PROVIDED ENTRIES:
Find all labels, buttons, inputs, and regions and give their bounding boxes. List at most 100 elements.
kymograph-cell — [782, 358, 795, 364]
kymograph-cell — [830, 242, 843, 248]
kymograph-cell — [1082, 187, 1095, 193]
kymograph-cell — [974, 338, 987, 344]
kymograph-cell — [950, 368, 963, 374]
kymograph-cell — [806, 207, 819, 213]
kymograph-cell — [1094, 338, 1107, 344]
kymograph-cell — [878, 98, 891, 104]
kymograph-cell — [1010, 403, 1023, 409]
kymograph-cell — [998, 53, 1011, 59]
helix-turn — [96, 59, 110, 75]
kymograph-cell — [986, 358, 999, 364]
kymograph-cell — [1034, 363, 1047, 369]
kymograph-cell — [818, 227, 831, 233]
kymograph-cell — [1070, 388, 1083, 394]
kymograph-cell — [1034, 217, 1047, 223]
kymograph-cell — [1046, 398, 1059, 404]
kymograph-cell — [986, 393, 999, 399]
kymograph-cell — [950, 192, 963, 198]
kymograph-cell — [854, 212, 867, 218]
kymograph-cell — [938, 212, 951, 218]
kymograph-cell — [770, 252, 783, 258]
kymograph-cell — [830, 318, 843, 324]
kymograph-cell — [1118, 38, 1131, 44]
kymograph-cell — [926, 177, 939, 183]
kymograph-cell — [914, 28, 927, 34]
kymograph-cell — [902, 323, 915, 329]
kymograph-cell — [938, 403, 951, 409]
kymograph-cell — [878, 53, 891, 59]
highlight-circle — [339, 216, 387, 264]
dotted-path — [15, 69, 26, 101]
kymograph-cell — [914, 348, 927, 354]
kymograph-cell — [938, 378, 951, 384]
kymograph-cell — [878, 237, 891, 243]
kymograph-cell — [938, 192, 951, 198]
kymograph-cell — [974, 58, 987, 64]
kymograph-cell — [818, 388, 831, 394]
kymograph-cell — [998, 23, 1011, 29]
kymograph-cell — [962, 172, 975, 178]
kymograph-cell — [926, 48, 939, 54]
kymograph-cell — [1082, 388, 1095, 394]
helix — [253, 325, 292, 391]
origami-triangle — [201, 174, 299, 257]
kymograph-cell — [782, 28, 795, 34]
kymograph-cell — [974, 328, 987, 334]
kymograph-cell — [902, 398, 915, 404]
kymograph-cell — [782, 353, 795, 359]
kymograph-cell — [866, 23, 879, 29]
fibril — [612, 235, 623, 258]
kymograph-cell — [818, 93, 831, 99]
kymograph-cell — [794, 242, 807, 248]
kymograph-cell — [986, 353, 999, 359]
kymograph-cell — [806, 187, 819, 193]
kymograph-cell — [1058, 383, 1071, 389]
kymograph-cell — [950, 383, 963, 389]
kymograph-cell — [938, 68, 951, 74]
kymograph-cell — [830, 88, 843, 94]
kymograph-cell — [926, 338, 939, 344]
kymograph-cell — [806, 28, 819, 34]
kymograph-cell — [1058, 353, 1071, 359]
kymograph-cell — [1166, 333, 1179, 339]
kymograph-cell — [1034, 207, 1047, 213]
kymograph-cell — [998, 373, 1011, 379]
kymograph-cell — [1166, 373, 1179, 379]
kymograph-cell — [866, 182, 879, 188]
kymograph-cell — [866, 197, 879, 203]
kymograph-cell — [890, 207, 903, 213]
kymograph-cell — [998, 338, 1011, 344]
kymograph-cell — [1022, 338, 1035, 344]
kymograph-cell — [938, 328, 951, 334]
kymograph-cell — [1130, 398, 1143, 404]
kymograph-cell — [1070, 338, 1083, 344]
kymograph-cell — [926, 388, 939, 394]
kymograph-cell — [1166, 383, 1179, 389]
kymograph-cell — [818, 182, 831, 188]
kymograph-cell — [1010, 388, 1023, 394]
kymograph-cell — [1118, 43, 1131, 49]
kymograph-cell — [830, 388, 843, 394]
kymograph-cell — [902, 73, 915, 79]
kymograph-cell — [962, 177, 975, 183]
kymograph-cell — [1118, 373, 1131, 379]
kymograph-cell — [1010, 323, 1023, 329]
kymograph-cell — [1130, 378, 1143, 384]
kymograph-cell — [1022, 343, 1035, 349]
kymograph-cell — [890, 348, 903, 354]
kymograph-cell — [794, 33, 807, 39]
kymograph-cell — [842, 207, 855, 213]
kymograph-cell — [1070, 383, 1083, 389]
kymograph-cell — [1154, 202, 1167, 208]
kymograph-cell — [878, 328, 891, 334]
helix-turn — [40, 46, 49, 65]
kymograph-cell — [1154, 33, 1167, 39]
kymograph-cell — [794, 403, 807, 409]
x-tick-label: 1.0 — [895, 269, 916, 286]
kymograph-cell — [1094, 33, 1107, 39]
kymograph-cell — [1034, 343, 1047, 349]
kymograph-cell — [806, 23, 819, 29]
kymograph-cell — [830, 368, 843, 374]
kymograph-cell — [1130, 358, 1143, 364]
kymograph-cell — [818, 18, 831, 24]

TASK TO CARRY OUT: Can you update everything from the start of the records down to the line containing "kymograph-cell — [878, 98, 891, 104]", replacing "bounding boxes" with "pixel coordinates" and changing nothing else?

FINAL ANSWER:
Find all labels, buttons, inputs, and regions and give their pixel coordinates. List at most 100 elements.
kymograph-cell — [782, 358, 795, 364]
kymograph-cell — [830, 242, 843, 248]
kymograph-cell — [1082, 187, 1095, 193]
kymograph-cell — [974, 338, 987, 344]
kymograph-cell — [950, 368, 963, 374]
kymograph-cell — [806, 207, 819, 213]
kymograph-cell — [1094, 338, 1107, 344]
kymograph-cell — [878, 98, 891, 104]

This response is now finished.